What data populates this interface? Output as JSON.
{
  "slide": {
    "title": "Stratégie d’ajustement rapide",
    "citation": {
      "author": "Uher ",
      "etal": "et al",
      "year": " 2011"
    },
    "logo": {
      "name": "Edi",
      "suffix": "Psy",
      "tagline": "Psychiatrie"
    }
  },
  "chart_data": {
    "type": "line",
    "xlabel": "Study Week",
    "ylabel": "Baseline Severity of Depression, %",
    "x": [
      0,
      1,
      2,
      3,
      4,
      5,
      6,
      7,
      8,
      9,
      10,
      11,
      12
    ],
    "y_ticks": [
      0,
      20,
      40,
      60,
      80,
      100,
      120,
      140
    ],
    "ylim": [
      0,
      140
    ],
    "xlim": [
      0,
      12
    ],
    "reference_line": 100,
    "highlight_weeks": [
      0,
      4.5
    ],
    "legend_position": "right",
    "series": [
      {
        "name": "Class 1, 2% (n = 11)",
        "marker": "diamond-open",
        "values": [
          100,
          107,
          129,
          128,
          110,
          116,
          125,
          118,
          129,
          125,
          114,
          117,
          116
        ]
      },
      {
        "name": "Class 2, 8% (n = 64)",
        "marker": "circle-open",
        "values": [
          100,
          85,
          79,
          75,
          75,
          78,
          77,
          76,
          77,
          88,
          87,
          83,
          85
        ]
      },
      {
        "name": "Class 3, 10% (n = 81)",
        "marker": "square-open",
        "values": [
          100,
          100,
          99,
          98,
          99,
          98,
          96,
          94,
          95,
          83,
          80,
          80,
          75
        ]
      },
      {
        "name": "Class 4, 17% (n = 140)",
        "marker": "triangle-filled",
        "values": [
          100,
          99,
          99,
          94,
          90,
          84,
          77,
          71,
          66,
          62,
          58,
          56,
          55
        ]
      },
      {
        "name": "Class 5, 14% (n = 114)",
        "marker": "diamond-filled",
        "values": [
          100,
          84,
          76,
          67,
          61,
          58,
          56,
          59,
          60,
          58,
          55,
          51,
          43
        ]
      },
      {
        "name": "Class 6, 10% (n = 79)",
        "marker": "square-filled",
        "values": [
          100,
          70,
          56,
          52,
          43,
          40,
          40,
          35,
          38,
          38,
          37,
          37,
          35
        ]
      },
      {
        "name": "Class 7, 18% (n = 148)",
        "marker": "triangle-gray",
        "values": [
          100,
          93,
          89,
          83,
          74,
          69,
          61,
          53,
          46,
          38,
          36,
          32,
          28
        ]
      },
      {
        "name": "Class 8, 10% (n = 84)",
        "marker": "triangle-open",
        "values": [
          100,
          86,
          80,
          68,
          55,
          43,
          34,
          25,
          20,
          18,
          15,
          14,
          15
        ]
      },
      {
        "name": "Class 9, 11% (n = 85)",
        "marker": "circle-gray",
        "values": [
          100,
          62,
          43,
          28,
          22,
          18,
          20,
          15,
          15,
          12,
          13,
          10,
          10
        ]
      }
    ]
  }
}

◆ ◆ ◆ ◆ ◆ ◆ ◆

* [Challenge]: Report the number of lines in the listing where the string "Class" appears, and nothing besides.

* [Answer in full]: 9